Task details:
Extract every line from the records below that contains the word "fuel".
----------------
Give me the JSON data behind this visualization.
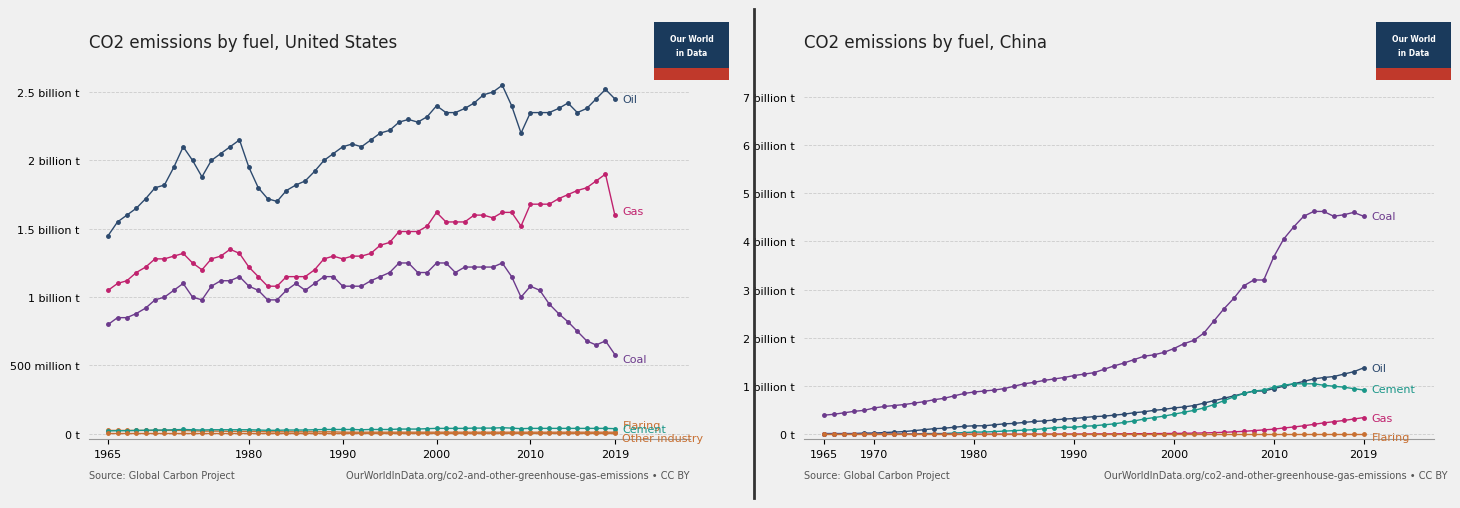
{
  "us_title": "CO2 emissions by fuel, United States",
  "china_title": "CO2 emissions by fuel, China",
  "source_text": "Source: Global Carbon Project",
  "url_text": "OurWorldInData.org/co2-and-other-greenhouse-gas-emissions • CC BY",
  "background_color": "#f0f0f0",
  "plot_bg": "#f0f0f0",
  "grid_color": "#cccccc",
  "years": [
    1965,
    1966,
    1967,
    1968,
    1969,
    1970,
    1971,
    1972,
    1973,
    1974,
    1975,
    1976,
    1977,
    1978,
    1979,
    1980,
    1981,
    1982,
    1983,
    1984,
    1985,
    1986,
    1987,
    1988,
    1989,
    1990,
    1991,
    1992,
    1993,
    1994,
    1995,
    1996,
    1997,
    1998,
    1999,
    2000,
    2001,
    2002,
    2003,
    2004,
    2005,
    2006,
    2007,
    2008,
    2009,
    2010,
    2011,
    2012,
    2013,
    2014,
    2015,
    2016,
    2017,
    2018,
    2019
  ],
  "us_oil": [
    1.45,
    1.55,
    1.6,
    1.65,
    1.72,
    1.8,
    1.82,
    1.95,
    2.1,
    2.0,
    1.88,
    2.0,
    2.05,
    2.1,
    2.15,
    1.95,
    1.8,
    1.72,
    1.7,
    1.78,
    1.82,
    1.85,
    1.92,
    2.0,
    2.05,
    2.1,
    2.12,
    2.1,
    2.15,
    2.2,
    2.22,
    2.28,
    2.3,
    2.28,
    2.32,
    2.4,
    2.35,
    2.35,
    2.38,
    2.42,
    2.48,
    2.5,
    2.55,
    2.4,
    2.2,
    2.35,
    2.35,
    2.35,
    2.38,
    2.42,
    2.35,
    2.38,
    2.45,
    2.52,
    2.45
  ],
  "us_gas": [
    1.05,
    1.1,
    1.12,
    1.18,
    1.22,
    1.28,
    1.28,
    1.3,
    1.32,
    1.25,
    1.2,
    1.28,
    1.3,
    1.35,
    1.32,
    1.22,
    1.15,
    1.08,
    1.08,
    1.15,
    1.15,
    1.15,
    1.2,
    1.28,
    1.3,
    1.28,
    1.3,
    1.3,
    1.32,
    1.38,
    1.4,
    1.48,
    1.48,
    1.48,
    1.52,
    1.62,
    1.55,
    1.55,
    1.55,
    1.6,
    1.6,
    1.58,
    1.62,
    1.62,
    1.52,
    1.68,
    1.68,
    1.68,
    1.72,
    1.75,
    1.78,
    1.8,
    1.85,
    1.9,
    1.6
  ],
  "us_coal": [
    0.8,
    0.85,
    0.85,
    0.88,
    0.92,
    0.98,
    1.0,
    1.05,
    1.1,
    1.0,
    0.98,
    1.08,
    1.12,
    1.12,
    1.15,
    1.08,
    1.05,
    0.98,
    0.98,
    1.05,
    1.1,
    1.05,
    1.1,
    1.15,
    1.15,
    1.08,
    1.08,
    1.08,
    1.12,
    1.15,
    1.18,
    1.25,
    1.25,
    1.18,
    1.18,
    1.25,
    1.25,
    1.18,
    1.22,
    1.22,
    1.22,
    1.22,
    1.25,
    1.15,
    1.0,
    1.08,
    1.05,
    0.95,
    0.88,
    0.82,
    0.75,
    0.68,
    0.65,
    0.68,
    0.58
  ],
  "us_flaring": [
    0.025,
    0.025,
    0.025,
    0.025,
    0.025,
    0.025,
    0.025,
    0.025,
    0.025,
    0.022,
    0.02,
    0.02,
    0.02,
    0.018,
    0.018,
    0.018,
    0.018,
    0.015,
    0.015,
    0.015,
    0.015,
    0.015,
    0.015,
    0.015,
    0.015,
    0.012,
    0.012,
    0.012,
    0.012,
    0.012,
    0.012,
    0.012,
    0.012,
    0.012,
    0.012,
    0.012,
    0.012,
    0.012,
    0.012,
    0.012,
    0.012,
    0.012,
    0.012,
    0.012,
    0.012,
    0.012,
    0.012,
    0.012,
    0.012,
    0.012,
    0.012,
    0.012,
    0.012,
    0.012,
    0.012
  ],
  "us_cement": [
    0.022,
    0.023,
    0.023,
    0.025,
    0.026,
    0.028,
    0.028,
    0.03,
    0.032,
    0.03,
    0.028,
    0.03,
    0.03,
    0.03,
    0.03,
    0.03,
    0.028,
    0.026,
    0.026,
    0.028,
    0.028,
    0.028,
    0.03,
    0.032,
    0.032,
    0.032,
    0.032,
    0.03,
    0.032,
    0.032,
    0.032,
    0.035,
    0.035,
    0.035,
    0.038,
    0.04,
    0.04,
    0.04,
    0.04,
    0.042,
    0.042,
    0.042,
    0.045,
    0.042,
    0.038,
    0.04,
    0.04,
    0.04,
    0.04,
    0.04,
    0.04,
    0.04,
    0.04,
    0.04,
    0.038
  ],
  "us_other": [
    0.008,
    0.008,
    0.008,
    0.008,
    0.008,
    0.008,
    0.008,
    0.008,
    0.008,
    0.008,
    0.008,
    0.008,
    0.008,
    0.008,
    0.008,
    0.008,
    0.008,
    0.008,
    0.008,
    0.008,
    0.008,
    0.008,
    0.008,
    0.008,
    0.008,
    0.008,
    0.008,
    0.008,
    0.008,
    0.008,
    0.008,
    0.008,
    0.008,
    0.008,
    0.008,
    0.008,
    0.008,
    0.008,
    0.008,
    0.008,
    0.008,
    0.008,
    0.008,
    0.008,
    0.008,
    0.008,
    0.008,
    0.008,
    0.008,
    0.008,
    0.008,
    0.008,
    0.008,
    0.008,
    0.008
  ],
  "china_coal": [
    0.4,
    0.42,
    0.45,
    0.48,
    0.5,
    0.55,
    0.58,
    0.6,
    0.62,
    0.65,
    0.68,
    0.72,
    0.75,
    0.8,
    0.85,
    0.88,
    0.9,
    0.92,
    0.95,
    1.0,
    1.05,
    1.08,
    1.12,
    1.15,
    1.18,
    1.22,
    1.25,
    1.28,
    1.35,
    1.42,
    1.48,
    1.55,
    1.62,
    1.65,
    1.7,
    1.78,
    1.88,
    1.95,
    2.1,
    2.35,
    2.6,
    2.82,
    3.08,
    3.2,
    3.2,
    3.68,
    4.05,
    4.3,
    4.52,
    4.62,
    4.62,
    4.52,
    4.55,
    4.6,
    4.52
  ],
  "china_oil": [
    0.02,
    0.02,
    0.02,
    0.02,
    0.03,
    0.03,
    0.04,
    0.05,
    0.06,
    0.08,
    0.1,
    0.12,
    0.13,
    0.15,
    0.17,
    0.18,
    0.18,
    0.2,
    0.22,
    0.23,
    0.25,
    0.27,
    0.28,
    0.3,
    0.32,
    0.33,
    0.35,
    0.37,
    0.38,
    0.4,
    0.42,
    0.45,
    0.47,
    0.5,
    0.52,
    0.55,
    0.57,
    0.6,
    0.65,
    0.7,
    0.75,
    0.8,
    0.85,
    0.9,
    0.9,
    0.95,
    1.0,
    1.05,
    1.1,
    1.15,
    1.18,
    1.2,
    1.25,
    1.3,
    1.38
  ],
  "china_cement": [
    0.01,
    0.01,
    0.01,
    0.01,
    0.01,
    0.01,
    0.01,
    0.01,
    0.01,
    0.01,
    0.02,
    0.02,
    0.02,
    0.03,
    0.04,
    0.05,
    0.05,
    0.06,
    0.07,
    0.08,
    0.09,
    0.1,
    0.12,
    0.14,
    0.15,
    0.15,
    0.17,
    0.18,
    0.2,
    0.22,
    0.25,
    0.28,
    0.32,
    0.35,
    0.38,
    0.42,
    0.46,
    0.5,
    0.55,
    0.62,
    0.7,
    0.78,
    0.85,
    0.9,
    0.92,
    0.98,
    1.02,
    1.05,
    1.05,
    1.05,
    1.02,
    1.0,
    0.98,
    0.95,
    0.92
  ],
  "china_gas": [
    0.005,
    0.005,
    0.005,
    0.005,
    0.005,
    0.005,
    0.005,
    0.005,
    0.005,
    0.005,
    0.005,
    0.005,
    0.006,
    0.006,
    0.006,
    0.006,
    0.006,
    0.007,
    0.007,
    0.007,
    0.008,
    0.008,
    0.008,
    0.009,
    0.009,
    0.01,
    0.01,
    0.012,
    0.012,
    0.013,
    0.015,
    0.016,
    0.017,
    0.018,
    0.02,
    0.022,
    0.025,
    0.028,
    0.032,
    0.038,
    0.045,
    0.055,
    0.065,
    0.08,
    0.095,
    0.11,
    0.135,
    0.155,
    0.18,
    0.21,
    0.24,
    0.265,
    0.29,
    0.32,
    0.35
  ],
  "china_flaring": [
    0.002,
    0.002,
    0.002,
    0.002,
    0.002,
    0.002,
    0.002,
    0.002,
    0.002,
    0.002,
    0.002,
    0.002,
    0.002,
    0.002,
    0.002,
    0.002,
    0.002,
    0.002,
    0.002,
    0.002,
    0.002,
    0.002,
    0.002,
    0.002,
    0.002,
    0.002,
    0.002,
    0.002,
    0.002,
    0.002,
    0.002,
    0.002,
    0.002,
    0.002,
    0.002,
    0.002,
    0.002,
    0.002,
    0.002,
    0.002,
    0.002,
    0.002,
    0.002,
    0.002,
    0.002,
    0.002,
    0.002,
    0.002,
    0.002,
    0.002,
    0.002,
    0.002,
    0.002,
    0.002,
    0.002
  ],
  "color_oil": "#2d4a6e",
  "color_gas": "#c0226e",
  "color_coal": "#6c3a8c",
  "color_flaring": "#c87032",
  "color_cement": "#1a9688",
  "color_other": "#c87032",
  "us_yticks": [
    0,
    500000000,
    1000000000,
    1500000000,
    2000000000,
    2500000000
  ],
  "us_ytick_labels": [
    "0 t",
    "500 million t",
    "1 billion t",
    "1.5 billion t",
    "2 billion t",
    "2.5 billion t"
  ],
  "china_yticks": [
    0,
    1000000000,
    2000000000,
    3000000000,
    4000000000,
    5000000000,
    6000000000,
    7000000000
  ],
  "china_ytick_labels": [
    "0 t",
    "1 billion t",
    "2 billion t",
    "3 billion t",
    "4 billion t",
    "5 billion t",
    "6 billion t",
    "7 billion t"
  ],
  "owid_box_color": "#1a3a5c",
  "owid_red": "#c0392b",
  "divider_color": "#333333"
}
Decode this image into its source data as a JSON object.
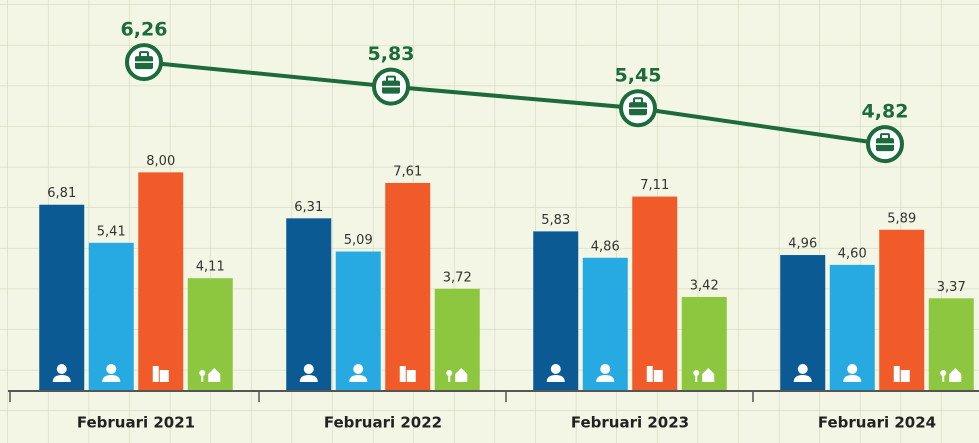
{
  "chart_data": {
    "type": "bar",
    "categories": [
      "Februari 2021",
      "Februari 2022",
      "Februari 2023",
      "Februari 2024"
    ],
    "ylim": [
      0,
      13.6
    ],
    "y2lim": [
      0.5,
      7
    ],
    "series": [
      {
        "color": "#0b5a94",
        "values": [
          6.81,
          6.31,
          5.83,
          4.96
        ],
        "value_labels": [
          "6,81",
          "6,31",
          "5,83",
          "4,96"
        ]
      },
      {
        "color": "#27a9e1",
        "values": [
          5.41,
          5.09,
          4.86,
          4.6
        ],
        "value_labels": [
          "5,41",
          "5,09",
          "4,86",
          "4,60"
        ]
      },
      {
        "color": "#f15a29",
        "values": [
          8.0,
          7.61,
          7.11,
          5.89
        ],
        "value_labels": [
          "8,00",
          "7,61",
          "7,11",
          "5,89"
        ]
      },
      {
        "color": "#8dc63f",
        "values": [
          4.11,
          3.72,
          3.42,
          3.37
        ],
        "value_labels": [
          "4,11",
          "3,72",
          "3,42",
          "3,37"
        ]
      },
      {
        "type": "line",
        "axis": "y2",
        "color": "#1d6b3c",
        "values": [
          6.26,
          5.83,
          5.45,
          4.82
        ],
        "value_labels": [
          "6,26",
          "5,83",
          "5,45",
          "4,82"
        ]
      }
    ]
  }
}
----------------
Task solution:
  "us_title": "CO2 emissions by fuel, United States",
  "china_title": "CO2 emissions by fuel, China",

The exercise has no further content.